● Dataset excerpt:
╭──

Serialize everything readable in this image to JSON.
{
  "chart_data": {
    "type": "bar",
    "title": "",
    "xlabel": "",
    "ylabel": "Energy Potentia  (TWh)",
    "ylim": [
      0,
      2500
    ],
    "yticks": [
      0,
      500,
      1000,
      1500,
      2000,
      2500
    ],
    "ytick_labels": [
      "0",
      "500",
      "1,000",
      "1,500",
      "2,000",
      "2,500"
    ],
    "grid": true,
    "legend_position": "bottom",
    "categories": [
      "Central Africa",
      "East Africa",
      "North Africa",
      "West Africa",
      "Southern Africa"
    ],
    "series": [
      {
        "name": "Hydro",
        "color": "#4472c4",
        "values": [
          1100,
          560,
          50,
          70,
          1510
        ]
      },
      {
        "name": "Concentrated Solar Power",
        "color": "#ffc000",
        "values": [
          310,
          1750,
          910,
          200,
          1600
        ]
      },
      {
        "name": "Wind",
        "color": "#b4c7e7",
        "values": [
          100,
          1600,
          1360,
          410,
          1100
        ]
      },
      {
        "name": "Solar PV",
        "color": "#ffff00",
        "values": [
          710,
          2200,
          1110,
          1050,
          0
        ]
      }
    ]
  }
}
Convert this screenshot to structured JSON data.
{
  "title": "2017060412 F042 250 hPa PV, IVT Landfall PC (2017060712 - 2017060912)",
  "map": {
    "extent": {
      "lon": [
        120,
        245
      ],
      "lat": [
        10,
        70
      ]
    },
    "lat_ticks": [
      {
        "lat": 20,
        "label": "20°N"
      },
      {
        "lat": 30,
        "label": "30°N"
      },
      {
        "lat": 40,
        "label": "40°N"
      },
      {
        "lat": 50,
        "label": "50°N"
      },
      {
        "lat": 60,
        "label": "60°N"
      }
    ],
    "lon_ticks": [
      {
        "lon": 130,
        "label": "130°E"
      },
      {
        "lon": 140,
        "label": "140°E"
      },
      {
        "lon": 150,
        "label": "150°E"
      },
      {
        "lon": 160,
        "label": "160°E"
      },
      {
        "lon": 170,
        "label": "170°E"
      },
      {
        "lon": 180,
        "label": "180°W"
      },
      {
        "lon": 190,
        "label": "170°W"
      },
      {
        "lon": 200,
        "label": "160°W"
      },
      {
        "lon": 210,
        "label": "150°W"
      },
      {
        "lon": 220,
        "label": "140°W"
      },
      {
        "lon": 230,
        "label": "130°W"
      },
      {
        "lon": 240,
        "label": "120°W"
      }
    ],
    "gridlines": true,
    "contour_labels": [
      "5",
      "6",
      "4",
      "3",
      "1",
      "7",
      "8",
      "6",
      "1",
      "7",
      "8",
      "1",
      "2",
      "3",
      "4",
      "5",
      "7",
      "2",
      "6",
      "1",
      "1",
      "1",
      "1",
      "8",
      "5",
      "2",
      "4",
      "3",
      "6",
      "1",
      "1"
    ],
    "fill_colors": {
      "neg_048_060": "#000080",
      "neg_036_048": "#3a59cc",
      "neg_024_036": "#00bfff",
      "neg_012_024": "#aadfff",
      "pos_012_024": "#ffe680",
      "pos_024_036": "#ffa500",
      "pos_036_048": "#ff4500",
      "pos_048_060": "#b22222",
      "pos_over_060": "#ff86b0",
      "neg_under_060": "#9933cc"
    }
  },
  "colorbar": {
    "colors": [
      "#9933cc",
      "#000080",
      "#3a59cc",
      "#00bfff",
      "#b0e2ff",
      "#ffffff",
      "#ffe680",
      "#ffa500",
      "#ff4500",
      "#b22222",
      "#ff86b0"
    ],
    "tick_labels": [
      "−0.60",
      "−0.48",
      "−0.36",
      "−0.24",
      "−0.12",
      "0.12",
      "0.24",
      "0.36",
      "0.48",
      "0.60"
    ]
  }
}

╰──

● Objective: Write out every entry again exactly, please, with nothing missing.

● Task result:
Serialize everything readable in this image to JSON.
{
  "chart_data": {
    "type": "bar",
    "title": "",
    "xlabel": "",
    "ylabel": "Energy Potentia  (TWh)",
    "ylim": [
      0,
      2500
    ],
    "yticks": [
      0,
      500,
      1000,
      1500,
      2000,
      2500
    ],
    "ytick_labels": [
      "0",
      "500",
      "1,000",
      "1,500",
      "2,000",
      "2,500"
    ],
    "grid": true,
    "legend_position": "bottom",
    "categories": [
      "Central Africa",
      "East Africa",
      "North Africa",
      "West Africa",
      "Southern Africa"
    ],
    "series": [
      {
        "name": "Hydro",
        "color": "#4472c4",
        "values": [
          1100,
          560,
          50,
          70,
          1510
        ]
      },
      {
        "name": "Concentrated Solar Power",
        "color": "#ffc000",
        "values": [
          310,
          1750,
          910,
          200,
          1600
        ]
      },
      {
        "name": "Wind",
        "color": "#b4c7e7",
        "values": [
          100,
          1600,
          1360,
          410,
          1100
        ]
      },
      {
        "name": "Solar PV",
        "color": "#ffff00",
        "values": [
          710,
          2200,
          1110,
          1050,
          0
        ]
      }
    ]
  }
}
Convert this screenshot to structured JSON data.
{
  "title": "2017060412 F042 250 hPa PV, IVT Landfall PC (2017060712 - 2017060912)",
  "map": {
    "extent": {
      "lon": [
        120,
        245
      ],
      "lat": [
        10,
        70
      ]
    },
    "lat_ticks": [
      {
        "lat": 20,
        "label": "20°N"
      },
      {
        "lat": 30,
        "label": "30°N"
      },
      {
        "lat": 40,
        "label": "40°N"
      },
      {
        "lat": 50,
        "label": "50°N"
      },
      {
        "lat": 60,
        "label": "60°N"
      }
    ],
    "lon_ticks": [
      {
        "lon": 130,
        "label": "130°E"
      },
      {
        "lon": 140,
        "label": "140°E"
      },
      {
        "lon": 150,
        "label": "150°E"
      },
      {
        "lon": 160,
        "label": "160°E"
      },
      {
        "lon": 170,
        "label": "170°E"
      },
      {
        "lon": 180,
        "label": "180°W"
      },
      {
        "lon": 190,
        "label": "170°W"
      },
      {
        "lon": 200,
        "label": "160°W"
      },
      {
        "lon": 210,
        "label": "150°W"
      },
      {
        "lon": 220,
        "label": "140°W"
      },
      {
        "lon": 230,
        "label": "130°W"
      },
      {
        "lon": 240,
        "label": "120°W"
      }
    ],
    "gridlines": true,
    "contour_labels": [
      "5",
      "6",
      "4",
      "3",
      "1",
      "7",
      "8",
      "6",
      "1",
      "7",
      "8",
      "1",
      "2",
      "3",
      "4",
      "5",
      "7",
      "2",
      "6",
      "1",
      "1",
      "1",
      "1",
      "8",
      "5",
      "2",
      "4",
      "3",
      "6",
      "1",
      "1"
    ],
    "fill_colors": {
      "neg_048_060": "#000080",
      "neg_036_048": "#3a59cc",
      "neg_024_036": "#00bfff",
      "neg_012_024": "#aadfff",
      "pos_012_024": "#ffe680",
      "pos_024_036": "#ffa500",
      "pos_036_048": "#ff4500",
      "pos_048_060": "#b22222",
      "pos_over_060": "#ff86b0",
      "neg_under_060": "#9933cc"
    }
  },
  "colorbar": {
    "colors": [
      "#9933cc",
      "#000080",
      "#3a59cc",
      "#00bfff",
      "#b0e2ff",
      "#ffffff",
      "#ffe680",
      "#ffa500",
      "#ff4500",
      "#b22222",
      "#ff86b0"
    ],
    "tick_labels": [
      "−0.60",
      "−0.48",
      "−0.36",
      "−0.24",
      "−0.12",
      "0.12",
      "0.24",
      "0.36",
      "0.48",
      "0.60"
    ]
  }
}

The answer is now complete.